▶ _Work to be completed_:
Below are the records. List every line holding the word "title".

A block of data:
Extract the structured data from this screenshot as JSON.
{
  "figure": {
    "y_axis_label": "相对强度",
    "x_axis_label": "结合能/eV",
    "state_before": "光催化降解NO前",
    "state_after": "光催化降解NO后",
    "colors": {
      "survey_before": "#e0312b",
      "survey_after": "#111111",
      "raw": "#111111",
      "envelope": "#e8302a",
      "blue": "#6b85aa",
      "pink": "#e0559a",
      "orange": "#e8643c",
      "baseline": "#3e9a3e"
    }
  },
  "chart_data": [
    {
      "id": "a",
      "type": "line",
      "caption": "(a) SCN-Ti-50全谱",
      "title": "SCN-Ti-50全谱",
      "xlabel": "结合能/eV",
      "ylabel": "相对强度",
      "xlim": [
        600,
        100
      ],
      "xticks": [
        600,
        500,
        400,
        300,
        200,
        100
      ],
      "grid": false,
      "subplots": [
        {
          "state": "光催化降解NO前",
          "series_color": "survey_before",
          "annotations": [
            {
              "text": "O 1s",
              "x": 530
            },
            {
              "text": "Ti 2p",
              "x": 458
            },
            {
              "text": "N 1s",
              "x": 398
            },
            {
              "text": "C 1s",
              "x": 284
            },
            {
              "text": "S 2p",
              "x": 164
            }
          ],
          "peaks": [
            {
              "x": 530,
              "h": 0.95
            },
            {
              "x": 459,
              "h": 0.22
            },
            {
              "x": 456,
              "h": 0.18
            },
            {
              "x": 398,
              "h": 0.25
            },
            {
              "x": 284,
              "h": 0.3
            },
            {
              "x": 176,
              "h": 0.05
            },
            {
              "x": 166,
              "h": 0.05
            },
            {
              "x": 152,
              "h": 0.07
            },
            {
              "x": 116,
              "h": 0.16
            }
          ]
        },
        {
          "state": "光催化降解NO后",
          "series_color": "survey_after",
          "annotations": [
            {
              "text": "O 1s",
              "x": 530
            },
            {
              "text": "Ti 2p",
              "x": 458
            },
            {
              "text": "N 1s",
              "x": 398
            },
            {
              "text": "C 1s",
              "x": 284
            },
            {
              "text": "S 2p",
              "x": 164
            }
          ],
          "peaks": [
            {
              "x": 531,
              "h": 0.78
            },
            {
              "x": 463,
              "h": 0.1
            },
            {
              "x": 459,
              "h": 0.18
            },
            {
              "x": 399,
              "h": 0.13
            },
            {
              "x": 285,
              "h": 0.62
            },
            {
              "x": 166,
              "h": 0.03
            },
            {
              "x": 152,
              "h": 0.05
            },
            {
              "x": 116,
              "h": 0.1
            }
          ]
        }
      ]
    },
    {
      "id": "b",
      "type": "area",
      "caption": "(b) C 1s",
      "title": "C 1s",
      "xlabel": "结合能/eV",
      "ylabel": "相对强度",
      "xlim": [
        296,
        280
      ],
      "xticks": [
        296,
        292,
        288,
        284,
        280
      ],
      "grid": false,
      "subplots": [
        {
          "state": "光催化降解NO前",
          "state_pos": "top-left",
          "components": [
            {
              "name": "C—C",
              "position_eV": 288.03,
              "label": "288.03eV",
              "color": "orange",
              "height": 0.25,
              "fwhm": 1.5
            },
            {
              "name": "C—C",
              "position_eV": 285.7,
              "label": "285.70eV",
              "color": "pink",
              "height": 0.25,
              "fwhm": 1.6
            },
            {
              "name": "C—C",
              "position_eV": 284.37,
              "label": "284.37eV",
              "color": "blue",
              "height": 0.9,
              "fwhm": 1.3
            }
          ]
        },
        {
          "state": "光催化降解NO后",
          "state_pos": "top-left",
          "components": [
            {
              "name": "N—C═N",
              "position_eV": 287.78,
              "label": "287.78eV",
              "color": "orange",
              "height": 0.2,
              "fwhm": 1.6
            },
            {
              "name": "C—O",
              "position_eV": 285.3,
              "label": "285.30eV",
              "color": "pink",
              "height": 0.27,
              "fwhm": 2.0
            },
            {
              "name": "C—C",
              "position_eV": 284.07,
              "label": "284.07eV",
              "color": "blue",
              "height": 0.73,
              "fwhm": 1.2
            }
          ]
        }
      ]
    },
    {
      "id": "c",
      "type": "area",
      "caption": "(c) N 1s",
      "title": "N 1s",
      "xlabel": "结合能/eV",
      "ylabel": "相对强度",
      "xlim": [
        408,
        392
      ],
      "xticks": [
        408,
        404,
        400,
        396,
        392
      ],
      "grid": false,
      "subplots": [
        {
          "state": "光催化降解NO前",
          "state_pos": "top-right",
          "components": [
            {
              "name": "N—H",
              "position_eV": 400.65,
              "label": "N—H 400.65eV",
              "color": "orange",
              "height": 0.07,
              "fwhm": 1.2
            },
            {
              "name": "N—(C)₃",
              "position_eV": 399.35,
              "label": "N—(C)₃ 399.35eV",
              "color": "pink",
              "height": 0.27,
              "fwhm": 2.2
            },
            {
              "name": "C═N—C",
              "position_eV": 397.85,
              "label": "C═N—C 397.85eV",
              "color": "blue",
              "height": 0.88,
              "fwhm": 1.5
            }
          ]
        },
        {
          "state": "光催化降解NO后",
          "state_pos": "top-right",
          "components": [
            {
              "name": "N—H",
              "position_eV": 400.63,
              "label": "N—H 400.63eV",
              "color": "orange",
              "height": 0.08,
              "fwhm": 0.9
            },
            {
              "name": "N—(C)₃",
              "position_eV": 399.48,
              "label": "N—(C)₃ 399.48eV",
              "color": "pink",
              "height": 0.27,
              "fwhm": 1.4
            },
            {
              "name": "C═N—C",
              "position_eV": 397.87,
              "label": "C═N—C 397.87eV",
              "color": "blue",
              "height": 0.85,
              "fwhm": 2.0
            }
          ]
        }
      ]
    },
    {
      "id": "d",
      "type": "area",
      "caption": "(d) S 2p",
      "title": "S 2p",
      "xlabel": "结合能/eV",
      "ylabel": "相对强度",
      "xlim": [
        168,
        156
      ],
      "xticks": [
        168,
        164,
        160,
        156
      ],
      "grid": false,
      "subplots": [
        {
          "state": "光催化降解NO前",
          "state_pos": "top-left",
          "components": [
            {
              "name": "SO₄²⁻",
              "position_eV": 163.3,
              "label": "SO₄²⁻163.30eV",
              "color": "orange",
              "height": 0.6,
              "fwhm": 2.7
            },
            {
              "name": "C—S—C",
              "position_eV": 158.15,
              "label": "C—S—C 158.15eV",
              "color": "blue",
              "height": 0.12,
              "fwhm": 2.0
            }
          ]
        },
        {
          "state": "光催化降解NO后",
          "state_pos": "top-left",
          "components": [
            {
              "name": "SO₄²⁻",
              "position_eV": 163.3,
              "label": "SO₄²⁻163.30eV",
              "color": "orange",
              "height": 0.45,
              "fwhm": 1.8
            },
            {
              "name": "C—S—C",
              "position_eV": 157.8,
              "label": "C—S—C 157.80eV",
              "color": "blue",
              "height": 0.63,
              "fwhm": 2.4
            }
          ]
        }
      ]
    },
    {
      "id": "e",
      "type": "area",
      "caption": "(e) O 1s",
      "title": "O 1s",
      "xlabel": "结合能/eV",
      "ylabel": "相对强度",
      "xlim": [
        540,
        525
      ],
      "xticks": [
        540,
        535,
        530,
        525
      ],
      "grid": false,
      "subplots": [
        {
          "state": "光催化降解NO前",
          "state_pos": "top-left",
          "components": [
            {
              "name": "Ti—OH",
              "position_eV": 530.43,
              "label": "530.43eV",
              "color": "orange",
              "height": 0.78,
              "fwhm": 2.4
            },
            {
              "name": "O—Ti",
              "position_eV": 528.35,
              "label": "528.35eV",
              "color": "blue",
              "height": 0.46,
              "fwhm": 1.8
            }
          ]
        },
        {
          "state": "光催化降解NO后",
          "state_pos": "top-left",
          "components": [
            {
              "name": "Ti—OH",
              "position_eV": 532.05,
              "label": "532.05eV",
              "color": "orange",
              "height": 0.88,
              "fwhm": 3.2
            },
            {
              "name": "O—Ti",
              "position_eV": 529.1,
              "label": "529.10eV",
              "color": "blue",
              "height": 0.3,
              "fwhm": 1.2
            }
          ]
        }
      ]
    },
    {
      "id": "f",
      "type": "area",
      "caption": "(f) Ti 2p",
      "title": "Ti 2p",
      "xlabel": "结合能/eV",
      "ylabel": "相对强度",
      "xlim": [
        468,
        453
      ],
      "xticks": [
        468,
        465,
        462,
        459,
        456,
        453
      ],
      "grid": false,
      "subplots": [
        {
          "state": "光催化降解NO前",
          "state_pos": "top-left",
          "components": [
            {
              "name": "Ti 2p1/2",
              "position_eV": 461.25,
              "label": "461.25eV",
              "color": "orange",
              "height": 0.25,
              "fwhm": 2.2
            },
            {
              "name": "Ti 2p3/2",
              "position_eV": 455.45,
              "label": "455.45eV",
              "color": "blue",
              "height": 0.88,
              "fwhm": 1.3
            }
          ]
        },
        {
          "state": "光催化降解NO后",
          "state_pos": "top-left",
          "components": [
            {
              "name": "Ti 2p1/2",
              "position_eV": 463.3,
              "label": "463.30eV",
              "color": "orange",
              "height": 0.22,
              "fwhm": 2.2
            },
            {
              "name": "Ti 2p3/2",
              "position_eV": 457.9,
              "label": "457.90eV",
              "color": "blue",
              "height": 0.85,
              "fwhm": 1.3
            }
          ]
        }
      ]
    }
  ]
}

▶ _Solution for this exercise_:
      "title": "SCN-Ti-50全谱",
      "title": "C 1s",
      "title": "N 1s",
      "title": "S 2p",
      "title": "O 1s",
      "title": "Ti 2p",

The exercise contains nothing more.